(begin)
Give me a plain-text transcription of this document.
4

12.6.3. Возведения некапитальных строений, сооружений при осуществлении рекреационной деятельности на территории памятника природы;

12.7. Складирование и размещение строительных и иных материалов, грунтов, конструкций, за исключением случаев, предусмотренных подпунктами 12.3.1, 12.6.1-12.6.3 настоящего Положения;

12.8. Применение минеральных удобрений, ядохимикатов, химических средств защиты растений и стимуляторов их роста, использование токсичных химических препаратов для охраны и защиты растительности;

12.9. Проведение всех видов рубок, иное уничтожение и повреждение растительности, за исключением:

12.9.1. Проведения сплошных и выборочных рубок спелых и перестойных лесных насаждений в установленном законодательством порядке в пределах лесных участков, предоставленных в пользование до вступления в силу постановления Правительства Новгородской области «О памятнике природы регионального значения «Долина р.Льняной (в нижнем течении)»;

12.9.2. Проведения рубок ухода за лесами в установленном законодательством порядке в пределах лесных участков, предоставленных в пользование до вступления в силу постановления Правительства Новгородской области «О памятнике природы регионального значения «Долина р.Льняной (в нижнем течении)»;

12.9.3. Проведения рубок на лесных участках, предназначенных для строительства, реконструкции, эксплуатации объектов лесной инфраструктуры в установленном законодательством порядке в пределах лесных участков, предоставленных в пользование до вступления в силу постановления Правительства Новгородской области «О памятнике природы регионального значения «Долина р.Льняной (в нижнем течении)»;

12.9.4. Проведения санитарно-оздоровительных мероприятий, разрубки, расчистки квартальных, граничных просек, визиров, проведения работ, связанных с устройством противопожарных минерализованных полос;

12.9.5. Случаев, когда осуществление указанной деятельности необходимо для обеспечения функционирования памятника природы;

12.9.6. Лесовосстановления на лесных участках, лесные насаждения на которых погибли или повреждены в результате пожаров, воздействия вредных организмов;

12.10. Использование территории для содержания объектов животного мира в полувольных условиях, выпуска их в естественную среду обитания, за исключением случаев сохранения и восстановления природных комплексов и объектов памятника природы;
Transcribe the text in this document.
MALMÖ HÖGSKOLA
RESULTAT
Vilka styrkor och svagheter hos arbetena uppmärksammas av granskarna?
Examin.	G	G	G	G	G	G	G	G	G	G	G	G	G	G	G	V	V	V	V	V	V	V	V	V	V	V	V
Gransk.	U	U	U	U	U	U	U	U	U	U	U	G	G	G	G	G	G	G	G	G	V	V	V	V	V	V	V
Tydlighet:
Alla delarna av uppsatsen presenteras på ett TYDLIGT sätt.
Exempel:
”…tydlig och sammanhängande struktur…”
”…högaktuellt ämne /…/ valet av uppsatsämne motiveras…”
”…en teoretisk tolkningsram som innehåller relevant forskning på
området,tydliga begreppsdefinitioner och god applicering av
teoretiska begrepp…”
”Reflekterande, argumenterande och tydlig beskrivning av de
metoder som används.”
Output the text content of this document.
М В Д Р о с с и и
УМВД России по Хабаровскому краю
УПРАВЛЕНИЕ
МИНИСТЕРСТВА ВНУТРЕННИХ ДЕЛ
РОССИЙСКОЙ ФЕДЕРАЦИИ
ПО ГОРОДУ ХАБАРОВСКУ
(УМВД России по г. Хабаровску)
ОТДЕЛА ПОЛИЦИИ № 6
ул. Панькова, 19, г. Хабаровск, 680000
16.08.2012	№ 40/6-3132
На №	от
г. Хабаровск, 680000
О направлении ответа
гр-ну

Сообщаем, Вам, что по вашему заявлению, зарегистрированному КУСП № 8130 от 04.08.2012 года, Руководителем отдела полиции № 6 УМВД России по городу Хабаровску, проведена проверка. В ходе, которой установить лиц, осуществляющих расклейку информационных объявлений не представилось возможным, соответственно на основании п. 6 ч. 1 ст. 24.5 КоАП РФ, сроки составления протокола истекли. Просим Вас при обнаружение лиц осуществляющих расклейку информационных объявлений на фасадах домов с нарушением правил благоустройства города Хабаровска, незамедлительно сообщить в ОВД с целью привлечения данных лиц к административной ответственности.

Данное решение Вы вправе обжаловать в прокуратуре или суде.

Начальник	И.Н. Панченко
(end)
> [PROBLEM TO SOLVE] Return the listing above in its exact form.

> [TASK OUTPUT]
Give me a plain-text transcription of this document.
4

12.6.3. Возведения некапитальных строений, сооружений при осуществлении рекреационной деятельности на территории памятника природы;

12.7. Складирование и размещение строительных и иных материалов, грунтов, конструкций, за исключением случаев, предусмотренных подпунктами 12.3.1, 12.6.1-12.6.3 настоящего Положения;

12.8. Применение минеральных удобрений, ядохимикатов, химических средств защиты растений и стимуляторов их роста, использование токсичных химических препаратов для охраны и защиты растительности;

12.9. Проведение всех видов рубок, иное уничтожение и повреждение растительности, за исключением:

12.9.1. Проведения сплошных и выборочных рубок спелых и перестойных лесных насаждений в установленном законодательством порядке в пределах лесных участков, предоставленных в пользование до вступления в силу постановления Правительства Новгородской области «О памятнике природы регионального значения «Долина р.Льняной (в нижнем течении)»;

12.9.2. Проведения рубок ухода за лесами в установленном законодательством порядке в пределах лесных участков, предоставленных в пользование до вступления в силу постановления Правительства Новгородской области «О памятнике природы регионального значения «Долина р.Льняной (в нижнем течении)»;

12.9.3. Проведения рубок на лесных участках, предназначенных для строительства, реконструкции, эксплуатации объектов лесной инфраструктуры в установленном законодательством порядке в пределах лесных участков, предоставленных в пользование до вступления в силу постановления Правительства Новгородской области «О памятнике природы регионального значения «Долина р.Льняной (в нижнем течении)»;

12.9.4. Проведения санитарно-оздоровительных мероприятий, разрубки, расчистки квартальных, граничных просек, визиров, проведения работ, связанных с устройством противопожарных минерализованных полос;

12.9.5. Случаев, когда осуществление указанной деятельности необходимо для обеспечения функционирования памятника природы;

12.9.6. Лесовосстановления на лесных участках, лесные насаждения на которых погибли или повреждены в результате пожаров, воздействия вредных организмов;

12.10. Использование территории для содержания объектов животного мира в полувольных условиях, выпуска их в естественную среду обитания, за исключением случаев сохранения и восстановления природных комплексов и объектов памятника природы;
Transcribe the text in this document.
MALMÖ HÖGSKOLA
RESULTAT
Vilka styrkor och svagheter hos arbetena uppmärksammas av granskarna?
Examin.	G	G	G	G	G	G	G	G	G	G	G	G	G	G	G	V	V	V	V	V	V	V	V	V	V	V	V
Gransk.	U	U	U	U	U	U	U	U	U	U	U	G	G	G	G	G	G	G	G	G	V	V	V	V	V	V	V
Tydlighet:
Alla delarna av uppsatsen presenteras på ett TYDLIGT sätt.
Exempel:
”…tydlig och sammanhängande struktur…”
”…högaktuellt ämne /…/ valet av uppsatsämne motiveras…”
”…en teoretisk tolkningsram som innehåller relevant forskning på
området,tydliga begreppsdefinitioner och god applicering av
teoretiska begrepp…”
”Reflekterande, argumenterande och tydlig beskrivning av de
metoder som används.”
Output the text content of this document.
М В Д Р о с с и и
УМВД России по Хабаровскому краю
УПРАВЛЕНИЕ
МИНИСТЕРСТВА ВНУТРЕННИХ ДЕЛ
РОССИЙСКОЙ ФЕДЕРАЦИИ
ПО ГОРОДУ ХАБАРОВСКУ
(УМВД России по г. Хабаровску)
ОТДЕЛА ПОЛИЦИИ № 6
ул. Панькова, 19, г. Хабаровск, 680000
16.08.2012	№ 40/6-3132
На №	от
г. Хабаровск, 680000
О направлении ответа
гр-ну

Сообщаем, Вам, что по вашему заявлению, зарегистрированному КУСП № 8130 от 04.08.2012 года, Руководителем отдела полиции № 6 УМВД России по городу Хабаровску, проведена проверка. В ходе, которой установить лиц, осуществляющих расклейку информационных объявлений не представилось возможным, соответственно на основании п. 6 ч. 1 ст. 24.5 КоАП РФ, сроки составления протокола истекли. Просим Вас при обнаружение лиц осуществляющих расклейку информационных объявлений на фасадах домов с нарушением правил благоустройства города Хабаровска, незамедлительно сообщить в ОВД с целью привлечения данных лиц к административной ответственности.

Данное решение Вы вправе обжаловать в прокуратуре или суде.

Начальник	И.Н. Панченко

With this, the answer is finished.